## BEGIN RAW DATA

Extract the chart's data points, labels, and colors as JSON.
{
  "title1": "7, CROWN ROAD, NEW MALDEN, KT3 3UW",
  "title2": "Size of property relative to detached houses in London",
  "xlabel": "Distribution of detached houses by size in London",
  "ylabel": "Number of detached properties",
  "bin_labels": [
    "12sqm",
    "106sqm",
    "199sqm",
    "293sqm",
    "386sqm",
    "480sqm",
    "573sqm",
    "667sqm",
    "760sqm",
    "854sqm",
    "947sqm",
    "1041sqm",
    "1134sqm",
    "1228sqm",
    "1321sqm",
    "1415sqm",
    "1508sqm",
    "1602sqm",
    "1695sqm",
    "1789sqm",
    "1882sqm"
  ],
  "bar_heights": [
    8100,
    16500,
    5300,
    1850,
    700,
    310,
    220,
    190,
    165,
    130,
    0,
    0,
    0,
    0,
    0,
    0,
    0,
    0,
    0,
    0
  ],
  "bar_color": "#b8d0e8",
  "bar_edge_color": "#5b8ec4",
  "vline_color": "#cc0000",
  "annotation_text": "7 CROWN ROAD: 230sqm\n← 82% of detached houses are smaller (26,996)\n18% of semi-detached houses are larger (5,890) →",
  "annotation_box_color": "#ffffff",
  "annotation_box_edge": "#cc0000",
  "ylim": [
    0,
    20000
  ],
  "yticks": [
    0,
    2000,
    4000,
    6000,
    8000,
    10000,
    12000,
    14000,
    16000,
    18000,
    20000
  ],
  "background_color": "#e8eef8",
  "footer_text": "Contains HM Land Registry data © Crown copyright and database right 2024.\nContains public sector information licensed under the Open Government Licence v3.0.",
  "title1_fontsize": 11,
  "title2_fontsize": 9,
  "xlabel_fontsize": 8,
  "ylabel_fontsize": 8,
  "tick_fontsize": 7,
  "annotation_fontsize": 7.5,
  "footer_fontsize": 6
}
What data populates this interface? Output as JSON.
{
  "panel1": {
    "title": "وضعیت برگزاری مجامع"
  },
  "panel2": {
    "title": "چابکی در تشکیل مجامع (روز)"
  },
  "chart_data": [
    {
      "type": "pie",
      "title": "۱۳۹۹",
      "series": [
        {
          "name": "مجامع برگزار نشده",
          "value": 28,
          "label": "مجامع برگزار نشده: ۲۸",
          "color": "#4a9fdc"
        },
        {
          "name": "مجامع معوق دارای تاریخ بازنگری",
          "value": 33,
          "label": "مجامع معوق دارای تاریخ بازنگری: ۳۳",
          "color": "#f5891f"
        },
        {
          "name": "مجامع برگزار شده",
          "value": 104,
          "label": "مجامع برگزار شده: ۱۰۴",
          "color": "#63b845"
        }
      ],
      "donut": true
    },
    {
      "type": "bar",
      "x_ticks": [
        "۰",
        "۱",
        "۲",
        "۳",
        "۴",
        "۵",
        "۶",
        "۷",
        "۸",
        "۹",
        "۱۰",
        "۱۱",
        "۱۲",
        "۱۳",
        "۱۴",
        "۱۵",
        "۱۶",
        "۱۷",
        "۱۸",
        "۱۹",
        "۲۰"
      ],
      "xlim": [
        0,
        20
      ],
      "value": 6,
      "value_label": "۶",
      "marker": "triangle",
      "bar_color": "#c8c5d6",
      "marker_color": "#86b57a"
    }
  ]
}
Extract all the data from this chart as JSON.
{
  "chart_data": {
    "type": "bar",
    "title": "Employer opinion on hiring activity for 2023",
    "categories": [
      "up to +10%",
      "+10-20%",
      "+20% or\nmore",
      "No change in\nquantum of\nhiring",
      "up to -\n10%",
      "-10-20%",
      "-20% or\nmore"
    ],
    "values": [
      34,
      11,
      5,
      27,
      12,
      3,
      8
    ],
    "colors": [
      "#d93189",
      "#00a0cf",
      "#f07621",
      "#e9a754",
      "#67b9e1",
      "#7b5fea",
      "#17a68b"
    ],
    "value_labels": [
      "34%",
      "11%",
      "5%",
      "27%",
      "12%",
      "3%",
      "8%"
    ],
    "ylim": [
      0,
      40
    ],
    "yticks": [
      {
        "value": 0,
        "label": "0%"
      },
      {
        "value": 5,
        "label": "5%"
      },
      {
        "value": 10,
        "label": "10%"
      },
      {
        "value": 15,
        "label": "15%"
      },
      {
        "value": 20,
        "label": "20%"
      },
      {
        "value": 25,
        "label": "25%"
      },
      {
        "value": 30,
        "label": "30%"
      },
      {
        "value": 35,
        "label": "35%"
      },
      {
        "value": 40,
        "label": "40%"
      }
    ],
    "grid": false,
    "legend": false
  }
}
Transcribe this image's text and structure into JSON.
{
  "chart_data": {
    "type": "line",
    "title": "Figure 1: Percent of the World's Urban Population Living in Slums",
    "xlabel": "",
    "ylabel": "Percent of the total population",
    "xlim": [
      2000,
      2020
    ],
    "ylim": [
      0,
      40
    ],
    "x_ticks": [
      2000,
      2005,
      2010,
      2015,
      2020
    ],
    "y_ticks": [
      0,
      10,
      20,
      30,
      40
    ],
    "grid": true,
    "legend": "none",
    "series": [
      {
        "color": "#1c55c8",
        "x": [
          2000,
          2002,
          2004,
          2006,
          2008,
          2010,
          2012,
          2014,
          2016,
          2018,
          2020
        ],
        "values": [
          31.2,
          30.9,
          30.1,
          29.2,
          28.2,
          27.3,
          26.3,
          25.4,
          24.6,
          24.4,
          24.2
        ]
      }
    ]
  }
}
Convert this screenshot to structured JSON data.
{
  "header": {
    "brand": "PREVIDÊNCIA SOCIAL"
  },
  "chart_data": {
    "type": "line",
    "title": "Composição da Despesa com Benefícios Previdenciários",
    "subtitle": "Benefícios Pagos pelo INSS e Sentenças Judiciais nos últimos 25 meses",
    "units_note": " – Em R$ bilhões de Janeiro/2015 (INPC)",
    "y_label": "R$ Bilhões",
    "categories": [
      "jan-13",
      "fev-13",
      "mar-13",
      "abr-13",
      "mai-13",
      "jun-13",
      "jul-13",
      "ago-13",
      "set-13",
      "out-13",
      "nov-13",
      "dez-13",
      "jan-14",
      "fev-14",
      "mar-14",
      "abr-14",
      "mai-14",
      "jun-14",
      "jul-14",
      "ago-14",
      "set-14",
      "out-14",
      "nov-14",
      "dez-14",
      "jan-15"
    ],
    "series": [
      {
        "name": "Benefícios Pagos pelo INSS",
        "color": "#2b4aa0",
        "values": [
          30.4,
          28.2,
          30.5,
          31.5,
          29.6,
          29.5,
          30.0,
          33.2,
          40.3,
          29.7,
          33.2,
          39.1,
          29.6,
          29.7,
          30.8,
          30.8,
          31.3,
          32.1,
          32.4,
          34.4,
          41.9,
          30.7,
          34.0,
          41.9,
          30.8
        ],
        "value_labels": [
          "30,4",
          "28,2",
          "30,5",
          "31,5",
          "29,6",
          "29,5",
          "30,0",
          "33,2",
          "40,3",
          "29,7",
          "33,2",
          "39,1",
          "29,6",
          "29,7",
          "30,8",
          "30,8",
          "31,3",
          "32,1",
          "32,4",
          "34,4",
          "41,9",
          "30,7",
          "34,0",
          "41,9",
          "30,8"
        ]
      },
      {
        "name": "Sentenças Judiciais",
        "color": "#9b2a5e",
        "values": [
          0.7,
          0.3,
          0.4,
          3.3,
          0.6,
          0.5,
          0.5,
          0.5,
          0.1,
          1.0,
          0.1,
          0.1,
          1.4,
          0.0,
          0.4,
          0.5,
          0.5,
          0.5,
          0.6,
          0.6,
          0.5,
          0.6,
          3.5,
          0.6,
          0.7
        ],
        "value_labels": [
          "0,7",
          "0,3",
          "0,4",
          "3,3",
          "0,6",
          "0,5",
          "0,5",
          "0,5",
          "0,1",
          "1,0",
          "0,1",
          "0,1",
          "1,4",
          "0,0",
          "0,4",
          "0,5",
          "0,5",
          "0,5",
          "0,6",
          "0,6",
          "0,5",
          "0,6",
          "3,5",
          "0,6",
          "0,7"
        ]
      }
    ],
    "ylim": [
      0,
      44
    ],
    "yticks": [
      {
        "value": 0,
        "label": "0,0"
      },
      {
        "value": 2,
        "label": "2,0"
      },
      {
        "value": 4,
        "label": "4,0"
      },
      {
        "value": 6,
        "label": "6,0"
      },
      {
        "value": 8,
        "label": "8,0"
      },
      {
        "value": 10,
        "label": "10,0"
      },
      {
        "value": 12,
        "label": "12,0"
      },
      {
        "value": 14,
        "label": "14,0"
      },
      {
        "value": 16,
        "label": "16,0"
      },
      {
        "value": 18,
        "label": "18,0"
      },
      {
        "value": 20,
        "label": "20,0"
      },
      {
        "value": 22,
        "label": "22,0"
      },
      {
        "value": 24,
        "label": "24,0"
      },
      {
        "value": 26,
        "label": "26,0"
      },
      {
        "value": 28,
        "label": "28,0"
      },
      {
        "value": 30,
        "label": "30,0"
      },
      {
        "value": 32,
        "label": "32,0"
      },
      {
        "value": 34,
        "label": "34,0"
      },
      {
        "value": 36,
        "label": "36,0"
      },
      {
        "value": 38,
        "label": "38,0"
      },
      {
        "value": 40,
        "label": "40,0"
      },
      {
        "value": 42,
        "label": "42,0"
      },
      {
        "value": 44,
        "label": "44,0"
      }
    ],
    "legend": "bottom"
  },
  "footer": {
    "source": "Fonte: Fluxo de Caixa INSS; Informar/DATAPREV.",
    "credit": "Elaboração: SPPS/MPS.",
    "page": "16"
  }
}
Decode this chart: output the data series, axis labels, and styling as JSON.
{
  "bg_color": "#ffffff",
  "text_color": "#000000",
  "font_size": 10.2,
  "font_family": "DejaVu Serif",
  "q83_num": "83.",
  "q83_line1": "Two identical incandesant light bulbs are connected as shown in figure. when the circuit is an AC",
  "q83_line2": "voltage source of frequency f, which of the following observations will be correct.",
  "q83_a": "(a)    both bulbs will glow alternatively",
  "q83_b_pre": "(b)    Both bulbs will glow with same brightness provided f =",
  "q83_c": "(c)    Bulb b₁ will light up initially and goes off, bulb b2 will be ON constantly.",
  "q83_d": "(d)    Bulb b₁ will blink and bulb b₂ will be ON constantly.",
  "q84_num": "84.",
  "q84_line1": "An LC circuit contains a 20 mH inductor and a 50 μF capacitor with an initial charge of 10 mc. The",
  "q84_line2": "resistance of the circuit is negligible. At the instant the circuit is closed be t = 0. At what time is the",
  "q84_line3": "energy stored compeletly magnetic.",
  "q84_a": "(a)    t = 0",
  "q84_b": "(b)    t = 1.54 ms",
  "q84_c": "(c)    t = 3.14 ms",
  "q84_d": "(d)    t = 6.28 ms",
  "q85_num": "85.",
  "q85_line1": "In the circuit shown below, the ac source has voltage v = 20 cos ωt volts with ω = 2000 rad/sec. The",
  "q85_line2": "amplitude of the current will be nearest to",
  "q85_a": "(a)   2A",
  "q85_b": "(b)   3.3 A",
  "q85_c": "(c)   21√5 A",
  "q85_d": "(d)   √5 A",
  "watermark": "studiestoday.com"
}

## END RAW DATA

_WHAT YOU ARE ASKED TO DO:_
Select every line where the word "ffffff" occurs.

_RESPONSE FOR THIS EXERCISE:_
  "annotation_box_color": "#ffffff",
  "bg_color": "#ffffff",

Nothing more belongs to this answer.